**Excerpted data:**
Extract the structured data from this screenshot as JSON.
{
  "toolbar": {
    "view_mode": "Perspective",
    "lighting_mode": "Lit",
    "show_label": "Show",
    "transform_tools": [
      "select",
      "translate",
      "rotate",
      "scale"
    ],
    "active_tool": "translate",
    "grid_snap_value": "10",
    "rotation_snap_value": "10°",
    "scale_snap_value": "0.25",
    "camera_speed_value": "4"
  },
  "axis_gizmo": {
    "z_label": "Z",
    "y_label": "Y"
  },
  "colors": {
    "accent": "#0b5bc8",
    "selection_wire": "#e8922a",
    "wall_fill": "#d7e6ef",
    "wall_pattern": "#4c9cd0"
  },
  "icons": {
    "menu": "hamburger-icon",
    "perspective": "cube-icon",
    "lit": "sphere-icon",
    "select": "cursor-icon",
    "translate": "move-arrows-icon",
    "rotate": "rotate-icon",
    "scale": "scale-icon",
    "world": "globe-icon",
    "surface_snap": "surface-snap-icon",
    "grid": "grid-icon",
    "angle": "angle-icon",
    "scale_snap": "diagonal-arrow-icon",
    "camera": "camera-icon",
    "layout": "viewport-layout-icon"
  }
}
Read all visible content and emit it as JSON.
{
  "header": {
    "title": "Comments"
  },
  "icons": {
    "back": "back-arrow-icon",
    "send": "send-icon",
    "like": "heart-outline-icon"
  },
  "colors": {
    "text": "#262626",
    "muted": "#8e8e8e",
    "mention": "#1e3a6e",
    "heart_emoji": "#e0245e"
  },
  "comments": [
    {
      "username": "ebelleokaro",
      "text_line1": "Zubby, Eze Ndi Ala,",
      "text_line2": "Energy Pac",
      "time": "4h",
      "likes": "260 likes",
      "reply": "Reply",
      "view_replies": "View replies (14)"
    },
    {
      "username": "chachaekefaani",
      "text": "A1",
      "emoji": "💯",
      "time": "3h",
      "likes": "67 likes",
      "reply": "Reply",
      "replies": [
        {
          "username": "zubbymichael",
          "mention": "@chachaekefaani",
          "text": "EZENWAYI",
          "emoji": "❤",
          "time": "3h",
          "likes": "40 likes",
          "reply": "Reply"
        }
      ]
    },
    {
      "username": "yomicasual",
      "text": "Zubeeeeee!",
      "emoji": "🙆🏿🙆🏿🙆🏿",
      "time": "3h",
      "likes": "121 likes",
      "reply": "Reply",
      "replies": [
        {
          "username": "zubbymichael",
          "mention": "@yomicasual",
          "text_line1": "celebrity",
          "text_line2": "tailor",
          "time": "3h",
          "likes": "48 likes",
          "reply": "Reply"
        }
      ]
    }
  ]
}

**Written task:** Transcribe each entry precisely, missing none.

**Response:**
Extract the structured data from this screenshot as JSON.
{
  "toolbar": {
    "view_mode": "Perspective",
    "lighting_mode": "Lit",
    "show_label": "Show",
    "transform_tools": [
      "select",
      "translate",
      "rotate",
      "scale"
    ],
    "active_tool": "translate",
    "grid_snap_value": "10",
    "rotation_snap_value": "10°",
    "scale_snap_value": "0.25",
    "camera_speed_value": "4"
  },
  "axis_gizmo": {
    "z_label": "Z",
    "y_label": "Y"
  },
  "colors": {
    "accent": "#0b5bc8",
    "selection_wire": "#e8922a",
    "wall_fill": "#d7e6ef",
    "wall_pattern": "#4c9cd0"
  },
  "icons": {
    "menu": "hamburger-icon",
    "perspective": "cube-icon",
    "lit": "sphere-icon",
    "select": "cursor-icon",
    "translate": "move-arrows-icon",
    "rotate": "rotate-icon",
    "scale": "scale-icon",
    "world": "globe-icon",
    "surface_snap": "surface-snap-icon",
    "grid": "grid-icon",
    "angle": "angle-icon",
    "scale_snap": "diagonal-arrow-icon",
    "camera": "camera-icon",
    "layout": "viewport-layout-icon"
  }
}
Read all visible content and emit it as JSON.
{
  "header": {
    "title": "Comments"
  },
  "icons": {
    "back": "back-arrow-icon",
    "send": "send-icon",
    "like": "heart-outline-icon"
  },
  "colors": {
    "text": "#262626",
    "muted": "#8e8e8e",
    "mention": "#1e3a6e",
    "heart_emoji": "#e0245e"
  },
  "comments": [
    {
      "username": "ebelleokaro",
      "text_line1": "Zubby, Eze Ndi Ala,",
      "text_line2": "Energy Pac",
      "time": "4h",
      "likes": "260 likes",
      "reply": "Reply",
      "view_replies": "View replies (14)"
    },
    {
      "username": "chachaekefaani",
      "text": "A1",
      "emoji": "💯",
      "time": "3h",
      "likes": "67 likes",
      "reply": "Reply",
      "replies": [
        {
          "username": "zubbymichael",
          "mention": "@chachaekefaani",
          "text": "EZENWAYI",
          "emoji": "❤",
          "time": "3h",
          "likes": "40 likes",
          "reply": "Reply"
        }
      ]
    },
    {
      "username": "yomicasual",
      "text": "Zubeeeeee!",
      "emoji": "🙆🏿🙆🏿🙆🏿",
      "time": "3h",
      "likes": "121 likes",
      "reply": "Reply",
      "replies": [
        {
          "username": "zubbymichael",
          "mention": "@yomicasual",
          "text_line1": "celebrity",
          "text_line2": "tailor",
          "time": "3h",
          "likes": "48 likes",
          "reply": "Reply"
        }
      ]
    }
  ]
}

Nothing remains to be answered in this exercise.